> _PAGE_:
○ ○ ○ ○

Complex Event Processing Made Easy with Streaming SQL + UDF
- Gang Tao
- 4 days ago
- 8 min read
Updated: 3 minutes ago
How to Build CEP Applications with Timeplus
Complex Event Processing (CEP) is a technology that enables real-time analysis and detection of patterns, relationships, and trends across multiple streams of data events. It goes beyond simple event handling by correlating events from different sources, identifying meaningful patterns, and triggering actions based on complex event combinations.
CEP systems can detect temporal patterns such as:
sequences – "A followed by B within 10 minutes"
spatial relationships – "events occurring in the same geographic region"
statistical patterns – "more than 100 transactions per second from the same user"
They operate on continuous data streams with low latency, making them ideal for scenarios requiring immediate responses.
CEP is widely used in financial trading for algorithmic decision-making, in IoT systems for predictive maintenance, in cybersecurity for threat detection, and in business process monitoring for identifying bottlenecks or compliance violations.
In this blog, I'll walk you through a simple CEP example using an e-commerce fraud detection scenario. Let's say we want to detect potential credit card fraud by identifying suspicious purchasing patterns.
Sample Data Streams
The following diagram illustrates consecutive user activities which we will use to identify the fraud behaviors using CEP.

Stream 1: Purchase Events
{eventType: "purchase", userId: "user123", amount: 50, location: "New York", timestamp: "2025-06-27T10:00:00Z"}
{eventType: "purchase", userId: "user123", amount: 1200, location: "London", timestamp: "2025-06-27T10:05:00Z"}
{eventType: "purchase", userId: "user123", amount: 800, location: "Tokyo", timestamp: "2025-06-27T10:07:00Z"}
Stream 2: Login Events
{eventType: "login", userId: "user123", location: "New York", timestamp: "2025-06-27T09:55:00Z"}
{eventType: "login", userId: "user123", location: "Berlin", timestamp: "2025-06-27T10:01:00Z"}
CEP Rules Definition
We define a fraud detection rule here using some pseudo business language to explain what kind of pattern we want to use CEP to detect.
RULE: "Suspicious Geographic Activity"
IF (
User makes purchases from 2+ different continents
WITHIN 10 minutes
AND total purchase amount > $1000
)
THEN trigger fraud alert
Processing Steps
Step 1: Event Ingestion
CEP engine receives events from both streams in real-time
Events are tagged with timestamps and indexed by userId
Step 2: Pattern Matching
Engine tracks purchase locations per user within sliding time windows
For user123: detects purchases in New York (10:00), London (10:05), Tokyo (10:07)

○ ○ ○ ○

> _MATERIAL SUPPLIED_:
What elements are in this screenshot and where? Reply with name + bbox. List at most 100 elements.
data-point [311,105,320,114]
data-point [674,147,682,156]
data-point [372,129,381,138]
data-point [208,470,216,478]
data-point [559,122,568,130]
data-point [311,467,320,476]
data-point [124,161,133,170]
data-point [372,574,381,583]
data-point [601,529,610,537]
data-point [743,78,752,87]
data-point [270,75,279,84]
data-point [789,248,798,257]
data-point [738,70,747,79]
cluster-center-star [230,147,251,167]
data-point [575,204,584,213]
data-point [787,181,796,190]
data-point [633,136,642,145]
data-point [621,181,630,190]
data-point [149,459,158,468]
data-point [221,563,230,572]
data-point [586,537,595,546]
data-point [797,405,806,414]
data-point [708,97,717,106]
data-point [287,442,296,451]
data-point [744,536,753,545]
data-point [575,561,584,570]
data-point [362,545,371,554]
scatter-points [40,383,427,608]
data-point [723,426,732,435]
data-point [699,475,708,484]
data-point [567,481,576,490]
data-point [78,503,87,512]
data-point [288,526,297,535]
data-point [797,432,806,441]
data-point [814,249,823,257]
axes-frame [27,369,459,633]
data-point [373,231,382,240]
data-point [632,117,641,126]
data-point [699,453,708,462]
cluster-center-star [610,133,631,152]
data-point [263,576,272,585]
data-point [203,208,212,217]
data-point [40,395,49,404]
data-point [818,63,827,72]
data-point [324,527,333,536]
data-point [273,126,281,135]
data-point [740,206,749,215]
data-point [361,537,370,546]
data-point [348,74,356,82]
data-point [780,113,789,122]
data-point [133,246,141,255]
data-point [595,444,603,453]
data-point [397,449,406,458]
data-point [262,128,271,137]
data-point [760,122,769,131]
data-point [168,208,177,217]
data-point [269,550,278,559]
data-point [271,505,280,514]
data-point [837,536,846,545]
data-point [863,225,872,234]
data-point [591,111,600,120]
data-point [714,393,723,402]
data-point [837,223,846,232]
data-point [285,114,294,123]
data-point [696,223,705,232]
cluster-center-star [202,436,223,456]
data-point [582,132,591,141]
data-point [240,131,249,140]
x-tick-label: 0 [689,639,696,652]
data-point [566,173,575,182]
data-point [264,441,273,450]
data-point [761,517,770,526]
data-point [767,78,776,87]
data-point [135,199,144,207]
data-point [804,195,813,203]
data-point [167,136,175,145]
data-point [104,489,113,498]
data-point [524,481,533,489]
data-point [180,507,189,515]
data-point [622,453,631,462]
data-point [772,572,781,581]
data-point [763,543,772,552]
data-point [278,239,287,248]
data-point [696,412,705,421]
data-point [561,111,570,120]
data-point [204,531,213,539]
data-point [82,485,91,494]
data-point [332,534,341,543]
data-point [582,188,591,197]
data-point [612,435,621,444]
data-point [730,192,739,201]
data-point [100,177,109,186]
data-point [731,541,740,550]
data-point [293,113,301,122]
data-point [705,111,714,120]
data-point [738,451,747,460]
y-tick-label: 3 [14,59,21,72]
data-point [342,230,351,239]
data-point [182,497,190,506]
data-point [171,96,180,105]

○ ○ ○ ○

> _TASKS FOR THIS EXERCISE_:
• A. Extract the passage of the CEP blog post starting with "CEP systems can" and going on through "requiring immediate responses.", copying it word for word.
• B. In the CEP blog post's fraud rule, how much must the total purchase amount exceed to trigger an alert?
• C. Please carry on the CEP blog post from its last line.
You can set the listing aside.

> _FINAL ANSWERS_:
• A.
CEP systems can detect temporal patterns such as:
sequences – "A followed by B within 10 minutes"
spatial relationships – "events occurring in the same geographic region"
statistical patterns – "more than 100 transactions per second from the same user"
They operate on continuous data streams with low latency, making them ideal for scenarios requiring immediate responses.

• B. $1000.

• C.
Calculates geographic distances and time differences
Step 3: Rule Evaluation
Checks if pattern matches defined rule:
✓ 3 different continents (North America, Europe, Asia)
✓ Within 7 minutes (less than 10-minute window)
✓ Total amount: $2050 (exceeds $1000 threshold)
Step 4: Complex Event Generation
{
eventType: "FRAUD_ALERT",
userId: "user123",
reason: "Geographic anomaly detected",
triggeringEvents: [purchase_ny, purchase_london, purchase_tokyo],
riskScore: 0.95,
timestamp: "2025-06-27T10:07:00Z"
}
Step 5: Action Execution
Sends alert to fraud investigation team
Temporarily freezes the user's account
Logs incident for compliance reporting
There are a couple of open source or commercial options you can choose to build CEP applications, but today I am going to share with you how you can leverage Timeplus to implement CEP.
Streaming SQL Solution
For less complex CEPs, we actually can solve it purely using SQL. Based on the previous example, we can run the following streaming SQL to detect potential fraud:
-- Create separate streams for different event types
CREATE RANDOM STREAM login_events (
eventType string DEFAULT array_element(['login', 'logout'], (rand() % 2) + 1),
userId string DEFAULT array_element(['user123', 'user456'], (rand() % 2) + 1),
location string DEFAULT array_element(['New York', 'Berlin','Vancouver'], (rand() % 3) + 1),
timestamp datetime64(3) DEFAULT now64()
)
SETTINGS eps = 5;
CREATE RANDOM STREAM purchase_events (
eventType string DEFAULT array_element(['purchase', 'checkout'], (rand() % 2) + 1),
userId string DEFAULT array_element(['user123', 'user456'], (rand() % 2) + 1),
amount int DEFAULT rand() % 1001,
location string DEFAULT array_element(['New York', 'London','Tokyo'], (rand() % 3) + 1),
timestamp datetime64(3) DEFAULT now64()
)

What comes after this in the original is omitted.